* _What needs to be done_
Each line that includes the word "only" counts once; give the total and nothing more.

▼▼▼

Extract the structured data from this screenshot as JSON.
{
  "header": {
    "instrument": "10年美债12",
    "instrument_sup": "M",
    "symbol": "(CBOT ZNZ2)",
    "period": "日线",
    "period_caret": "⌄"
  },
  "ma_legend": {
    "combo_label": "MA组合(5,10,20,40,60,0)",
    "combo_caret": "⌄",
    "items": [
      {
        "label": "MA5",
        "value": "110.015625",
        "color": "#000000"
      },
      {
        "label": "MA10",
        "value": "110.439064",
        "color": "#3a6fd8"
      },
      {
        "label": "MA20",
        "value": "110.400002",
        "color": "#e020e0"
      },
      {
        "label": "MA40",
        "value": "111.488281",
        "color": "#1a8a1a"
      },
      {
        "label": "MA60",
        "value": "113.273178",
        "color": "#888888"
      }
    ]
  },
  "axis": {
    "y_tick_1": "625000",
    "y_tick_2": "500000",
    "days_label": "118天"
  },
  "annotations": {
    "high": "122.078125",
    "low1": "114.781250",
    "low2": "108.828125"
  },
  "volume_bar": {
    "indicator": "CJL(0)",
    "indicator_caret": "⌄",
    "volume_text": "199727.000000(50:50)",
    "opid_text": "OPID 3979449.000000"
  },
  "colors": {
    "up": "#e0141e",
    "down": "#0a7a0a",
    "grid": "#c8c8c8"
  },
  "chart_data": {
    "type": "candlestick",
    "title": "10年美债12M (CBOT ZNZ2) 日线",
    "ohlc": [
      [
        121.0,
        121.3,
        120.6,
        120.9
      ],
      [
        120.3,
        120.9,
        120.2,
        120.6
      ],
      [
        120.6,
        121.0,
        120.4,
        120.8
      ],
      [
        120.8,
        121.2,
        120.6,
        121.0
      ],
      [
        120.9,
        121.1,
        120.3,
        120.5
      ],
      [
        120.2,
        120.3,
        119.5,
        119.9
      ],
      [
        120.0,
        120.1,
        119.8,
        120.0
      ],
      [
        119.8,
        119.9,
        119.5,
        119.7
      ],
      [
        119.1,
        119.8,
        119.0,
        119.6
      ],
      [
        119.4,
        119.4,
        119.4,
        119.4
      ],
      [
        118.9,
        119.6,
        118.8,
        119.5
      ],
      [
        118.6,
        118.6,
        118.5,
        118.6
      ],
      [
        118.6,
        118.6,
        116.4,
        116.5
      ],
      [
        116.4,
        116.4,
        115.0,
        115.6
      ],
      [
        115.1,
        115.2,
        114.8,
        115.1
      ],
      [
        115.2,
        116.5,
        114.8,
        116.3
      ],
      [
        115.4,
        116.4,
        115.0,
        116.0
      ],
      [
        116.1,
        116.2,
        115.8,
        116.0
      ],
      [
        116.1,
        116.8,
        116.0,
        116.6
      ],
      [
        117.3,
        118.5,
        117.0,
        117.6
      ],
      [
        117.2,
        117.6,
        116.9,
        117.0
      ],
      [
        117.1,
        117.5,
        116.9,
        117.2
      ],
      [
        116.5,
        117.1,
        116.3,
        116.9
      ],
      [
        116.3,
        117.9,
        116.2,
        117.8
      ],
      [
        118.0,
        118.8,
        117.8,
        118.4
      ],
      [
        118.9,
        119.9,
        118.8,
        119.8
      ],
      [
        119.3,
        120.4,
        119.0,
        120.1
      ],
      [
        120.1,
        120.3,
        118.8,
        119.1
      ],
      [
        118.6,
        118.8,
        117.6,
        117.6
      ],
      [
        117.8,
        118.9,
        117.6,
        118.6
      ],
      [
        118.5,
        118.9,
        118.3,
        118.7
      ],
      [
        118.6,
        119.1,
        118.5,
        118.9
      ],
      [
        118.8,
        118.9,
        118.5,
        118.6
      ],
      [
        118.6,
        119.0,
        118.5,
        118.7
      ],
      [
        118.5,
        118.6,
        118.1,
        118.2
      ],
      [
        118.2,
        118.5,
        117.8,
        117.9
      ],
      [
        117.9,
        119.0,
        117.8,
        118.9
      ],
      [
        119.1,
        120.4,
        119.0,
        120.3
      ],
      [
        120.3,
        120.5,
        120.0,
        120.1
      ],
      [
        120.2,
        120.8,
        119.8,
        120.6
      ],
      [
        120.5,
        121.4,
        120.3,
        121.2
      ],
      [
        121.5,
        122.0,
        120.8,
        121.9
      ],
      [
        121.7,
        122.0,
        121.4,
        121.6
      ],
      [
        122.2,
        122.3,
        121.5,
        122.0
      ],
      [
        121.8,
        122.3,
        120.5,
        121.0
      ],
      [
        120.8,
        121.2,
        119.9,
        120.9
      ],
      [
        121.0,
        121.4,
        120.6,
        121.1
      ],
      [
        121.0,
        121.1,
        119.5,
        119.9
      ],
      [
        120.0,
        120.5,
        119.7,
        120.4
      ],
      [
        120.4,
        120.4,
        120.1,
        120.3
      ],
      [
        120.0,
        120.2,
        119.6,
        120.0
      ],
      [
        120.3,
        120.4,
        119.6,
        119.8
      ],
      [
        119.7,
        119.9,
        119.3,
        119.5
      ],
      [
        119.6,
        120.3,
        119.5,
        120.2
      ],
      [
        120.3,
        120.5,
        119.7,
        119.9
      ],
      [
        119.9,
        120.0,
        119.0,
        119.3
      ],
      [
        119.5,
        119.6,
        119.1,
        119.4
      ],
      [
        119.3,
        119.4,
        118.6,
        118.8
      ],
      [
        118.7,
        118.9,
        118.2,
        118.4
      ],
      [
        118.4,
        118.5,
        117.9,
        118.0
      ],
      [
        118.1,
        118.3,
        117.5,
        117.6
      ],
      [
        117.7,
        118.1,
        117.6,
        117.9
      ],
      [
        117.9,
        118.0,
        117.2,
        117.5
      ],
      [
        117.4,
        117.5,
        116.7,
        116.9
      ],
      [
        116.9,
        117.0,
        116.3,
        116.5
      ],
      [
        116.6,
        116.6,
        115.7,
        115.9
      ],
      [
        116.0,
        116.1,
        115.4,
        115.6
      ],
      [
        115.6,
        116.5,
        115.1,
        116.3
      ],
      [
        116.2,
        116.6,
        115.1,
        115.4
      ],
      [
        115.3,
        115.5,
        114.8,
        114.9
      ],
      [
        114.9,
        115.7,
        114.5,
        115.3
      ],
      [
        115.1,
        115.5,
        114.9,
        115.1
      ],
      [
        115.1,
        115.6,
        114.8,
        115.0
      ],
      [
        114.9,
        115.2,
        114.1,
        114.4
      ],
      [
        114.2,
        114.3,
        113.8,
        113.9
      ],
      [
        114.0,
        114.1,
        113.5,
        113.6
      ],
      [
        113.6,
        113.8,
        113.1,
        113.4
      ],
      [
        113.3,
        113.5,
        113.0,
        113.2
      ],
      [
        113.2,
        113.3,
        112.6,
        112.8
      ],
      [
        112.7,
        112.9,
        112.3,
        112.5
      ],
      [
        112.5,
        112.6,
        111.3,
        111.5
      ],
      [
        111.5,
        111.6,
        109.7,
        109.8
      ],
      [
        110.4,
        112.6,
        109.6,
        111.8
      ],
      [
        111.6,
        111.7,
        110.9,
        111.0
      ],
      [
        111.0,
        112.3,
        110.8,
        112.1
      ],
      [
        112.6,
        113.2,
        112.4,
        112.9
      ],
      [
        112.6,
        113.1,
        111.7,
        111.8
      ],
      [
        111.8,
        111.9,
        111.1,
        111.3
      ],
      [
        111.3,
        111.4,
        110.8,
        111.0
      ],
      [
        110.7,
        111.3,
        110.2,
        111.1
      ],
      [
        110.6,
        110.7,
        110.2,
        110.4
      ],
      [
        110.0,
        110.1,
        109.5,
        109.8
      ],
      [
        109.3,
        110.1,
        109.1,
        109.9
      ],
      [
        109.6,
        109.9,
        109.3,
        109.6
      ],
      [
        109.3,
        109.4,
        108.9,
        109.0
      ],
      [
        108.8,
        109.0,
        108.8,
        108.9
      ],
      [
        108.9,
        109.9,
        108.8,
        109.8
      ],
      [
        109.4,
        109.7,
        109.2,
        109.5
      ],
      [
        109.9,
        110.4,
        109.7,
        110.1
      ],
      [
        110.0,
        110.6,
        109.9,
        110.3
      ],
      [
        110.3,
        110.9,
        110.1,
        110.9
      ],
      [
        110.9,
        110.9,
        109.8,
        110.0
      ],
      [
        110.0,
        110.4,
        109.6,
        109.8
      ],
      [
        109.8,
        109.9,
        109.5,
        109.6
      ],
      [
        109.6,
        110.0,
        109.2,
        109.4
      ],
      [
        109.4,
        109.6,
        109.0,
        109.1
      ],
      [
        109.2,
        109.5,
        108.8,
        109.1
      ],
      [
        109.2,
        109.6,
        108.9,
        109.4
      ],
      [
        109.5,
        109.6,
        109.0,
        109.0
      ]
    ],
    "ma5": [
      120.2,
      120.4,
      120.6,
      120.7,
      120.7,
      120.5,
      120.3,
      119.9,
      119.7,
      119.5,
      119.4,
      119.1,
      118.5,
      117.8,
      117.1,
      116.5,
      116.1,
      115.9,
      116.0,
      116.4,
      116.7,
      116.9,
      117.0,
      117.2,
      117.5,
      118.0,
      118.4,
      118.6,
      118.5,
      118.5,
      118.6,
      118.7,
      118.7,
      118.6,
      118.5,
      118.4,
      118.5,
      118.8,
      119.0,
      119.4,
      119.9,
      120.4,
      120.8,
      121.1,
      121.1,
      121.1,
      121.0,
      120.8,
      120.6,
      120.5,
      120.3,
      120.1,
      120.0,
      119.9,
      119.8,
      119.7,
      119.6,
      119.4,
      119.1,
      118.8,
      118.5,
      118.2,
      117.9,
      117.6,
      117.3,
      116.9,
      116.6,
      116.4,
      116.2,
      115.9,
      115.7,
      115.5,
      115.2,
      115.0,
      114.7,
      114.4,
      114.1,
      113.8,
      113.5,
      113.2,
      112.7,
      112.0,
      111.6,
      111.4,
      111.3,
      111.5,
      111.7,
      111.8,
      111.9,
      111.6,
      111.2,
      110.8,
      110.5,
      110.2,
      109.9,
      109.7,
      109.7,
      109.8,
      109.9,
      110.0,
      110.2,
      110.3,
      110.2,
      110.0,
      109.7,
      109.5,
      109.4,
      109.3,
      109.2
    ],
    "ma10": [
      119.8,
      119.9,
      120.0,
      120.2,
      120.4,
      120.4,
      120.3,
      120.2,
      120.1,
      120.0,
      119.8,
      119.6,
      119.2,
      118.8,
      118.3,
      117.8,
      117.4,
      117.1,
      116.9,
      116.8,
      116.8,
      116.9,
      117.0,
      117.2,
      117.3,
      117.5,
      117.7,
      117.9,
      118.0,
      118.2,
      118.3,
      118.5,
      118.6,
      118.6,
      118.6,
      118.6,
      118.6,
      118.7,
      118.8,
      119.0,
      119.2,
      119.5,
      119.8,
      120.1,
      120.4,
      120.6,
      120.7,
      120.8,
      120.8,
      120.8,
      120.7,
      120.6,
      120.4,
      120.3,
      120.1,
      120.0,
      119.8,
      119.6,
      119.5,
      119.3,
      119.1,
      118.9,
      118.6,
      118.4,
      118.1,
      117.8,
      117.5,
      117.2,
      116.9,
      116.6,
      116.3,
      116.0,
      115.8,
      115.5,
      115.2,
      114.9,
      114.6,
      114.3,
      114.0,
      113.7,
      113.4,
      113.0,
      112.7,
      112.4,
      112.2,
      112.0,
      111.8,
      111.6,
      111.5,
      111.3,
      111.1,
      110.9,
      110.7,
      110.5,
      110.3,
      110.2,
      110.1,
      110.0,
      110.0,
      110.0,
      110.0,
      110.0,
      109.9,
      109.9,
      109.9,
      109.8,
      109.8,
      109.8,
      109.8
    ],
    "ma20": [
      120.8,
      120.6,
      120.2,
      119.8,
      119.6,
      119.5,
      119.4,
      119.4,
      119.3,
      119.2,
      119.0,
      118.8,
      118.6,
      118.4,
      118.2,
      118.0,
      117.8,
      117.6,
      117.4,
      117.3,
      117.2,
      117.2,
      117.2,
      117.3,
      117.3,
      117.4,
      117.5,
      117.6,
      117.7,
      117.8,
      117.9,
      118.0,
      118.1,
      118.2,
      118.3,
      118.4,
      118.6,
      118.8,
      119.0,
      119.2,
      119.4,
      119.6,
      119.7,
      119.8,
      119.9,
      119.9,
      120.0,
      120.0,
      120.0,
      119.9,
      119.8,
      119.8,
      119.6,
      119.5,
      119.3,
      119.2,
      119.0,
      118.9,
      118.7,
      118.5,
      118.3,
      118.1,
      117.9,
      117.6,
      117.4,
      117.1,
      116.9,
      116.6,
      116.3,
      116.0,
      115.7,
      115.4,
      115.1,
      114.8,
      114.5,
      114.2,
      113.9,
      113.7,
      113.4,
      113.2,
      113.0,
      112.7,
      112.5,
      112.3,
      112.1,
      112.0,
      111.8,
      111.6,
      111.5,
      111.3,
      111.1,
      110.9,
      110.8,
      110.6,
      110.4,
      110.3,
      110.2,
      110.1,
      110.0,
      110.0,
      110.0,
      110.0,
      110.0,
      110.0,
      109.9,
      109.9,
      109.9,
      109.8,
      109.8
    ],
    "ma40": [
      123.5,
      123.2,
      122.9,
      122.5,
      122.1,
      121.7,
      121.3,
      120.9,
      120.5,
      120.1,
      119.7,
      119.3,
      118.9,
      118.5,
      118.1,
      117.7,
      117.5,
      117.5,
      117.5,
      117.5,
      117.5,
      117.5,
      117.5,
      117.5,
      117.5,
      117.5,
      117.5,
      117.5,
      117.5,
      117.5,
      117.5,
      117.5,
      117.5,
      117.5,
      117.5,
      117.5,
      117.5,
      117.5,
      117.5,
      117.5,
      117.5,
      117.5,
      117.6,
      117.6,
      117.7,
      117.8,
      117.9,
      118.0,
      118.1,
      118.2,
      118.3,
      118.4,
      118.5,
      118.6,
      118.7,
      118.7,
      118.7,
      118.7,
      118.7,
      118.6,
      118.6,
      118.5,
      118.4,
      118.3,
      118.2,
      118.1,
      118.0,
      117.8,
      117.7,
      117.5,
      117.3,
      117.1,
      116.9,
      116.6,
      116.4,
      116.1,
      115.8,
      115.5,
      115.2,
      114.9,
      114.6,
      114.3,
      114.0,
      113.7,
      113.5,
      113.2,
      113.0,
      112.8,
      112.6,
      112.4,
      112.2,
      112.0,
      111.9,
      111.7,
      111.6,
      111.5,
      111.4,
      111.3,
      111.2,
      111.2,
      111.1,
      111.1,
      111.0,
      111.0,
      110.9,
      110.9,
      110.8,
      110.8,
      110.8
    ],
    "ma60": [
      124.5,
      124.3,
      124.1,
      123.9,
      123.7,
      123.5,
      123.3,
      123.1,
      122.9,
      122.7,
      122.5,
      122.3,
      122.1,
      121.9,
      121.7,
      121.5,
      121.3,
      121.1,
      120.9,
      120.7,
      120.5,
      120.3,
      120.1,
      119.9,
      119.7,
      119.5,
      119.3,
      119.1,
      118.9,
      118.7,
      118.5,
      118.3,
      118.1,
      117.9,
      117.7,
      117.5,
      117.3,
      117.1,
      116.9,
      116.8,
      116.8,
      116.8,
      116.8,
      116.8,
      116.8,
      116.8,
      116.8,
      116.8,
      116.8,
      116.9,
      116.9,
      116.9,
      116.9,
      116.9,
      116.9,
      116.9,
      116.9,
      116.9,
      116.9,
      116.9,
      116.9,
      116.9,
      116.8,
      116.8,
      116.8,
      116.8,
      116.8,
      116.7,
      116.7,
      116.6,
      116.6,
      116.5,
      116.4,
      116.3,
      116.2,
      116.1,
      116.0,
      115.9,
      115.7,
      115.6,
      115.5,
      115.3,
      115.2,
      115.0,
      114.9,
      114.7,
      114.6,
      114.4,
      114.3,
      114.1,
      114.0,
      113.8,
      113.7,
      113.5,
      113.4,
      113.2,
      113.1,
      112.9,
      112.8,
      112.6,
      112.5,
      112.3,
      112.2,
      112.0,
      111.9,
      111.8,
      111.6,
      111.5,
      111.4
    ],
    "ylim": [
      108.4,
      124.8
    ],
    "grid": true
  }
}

▲▲▲
▼▼▼

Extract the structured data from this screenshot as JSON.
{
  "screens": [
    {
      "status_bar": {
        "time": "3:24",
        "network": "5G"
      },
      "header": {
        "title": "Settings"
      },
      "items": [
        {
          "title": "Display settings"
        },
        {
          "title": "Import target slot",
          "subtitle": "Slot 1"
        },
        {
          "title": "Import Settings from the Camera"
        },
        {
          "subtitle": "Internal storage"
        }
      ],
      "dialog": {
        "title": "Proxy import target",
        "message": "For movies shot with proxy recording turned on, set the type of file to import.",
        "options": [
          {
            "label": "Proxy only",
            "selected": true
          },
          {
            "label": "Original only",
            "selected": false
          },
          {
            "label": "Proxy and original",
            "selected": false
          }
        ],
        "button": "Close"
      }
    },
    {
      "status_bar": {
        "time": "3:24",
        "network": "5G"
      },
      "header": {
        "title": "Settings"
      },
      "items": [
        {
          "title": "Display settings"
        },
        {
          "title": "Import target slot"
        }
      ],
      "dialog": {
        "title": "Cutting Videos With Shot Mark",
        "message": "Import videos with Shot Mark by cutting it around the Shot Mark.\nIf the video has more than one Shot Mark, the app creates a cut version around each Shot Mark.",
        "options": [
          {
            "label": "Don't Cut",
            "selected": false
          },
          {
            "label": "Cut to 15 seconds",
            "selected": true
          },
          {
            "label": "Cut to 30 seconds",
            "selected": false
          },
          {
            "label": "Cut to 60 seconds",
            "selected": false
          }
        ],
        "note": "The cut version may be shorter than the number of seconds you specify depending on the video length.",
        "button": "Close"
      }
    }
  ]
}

▲▲▲

* _Solution below_
2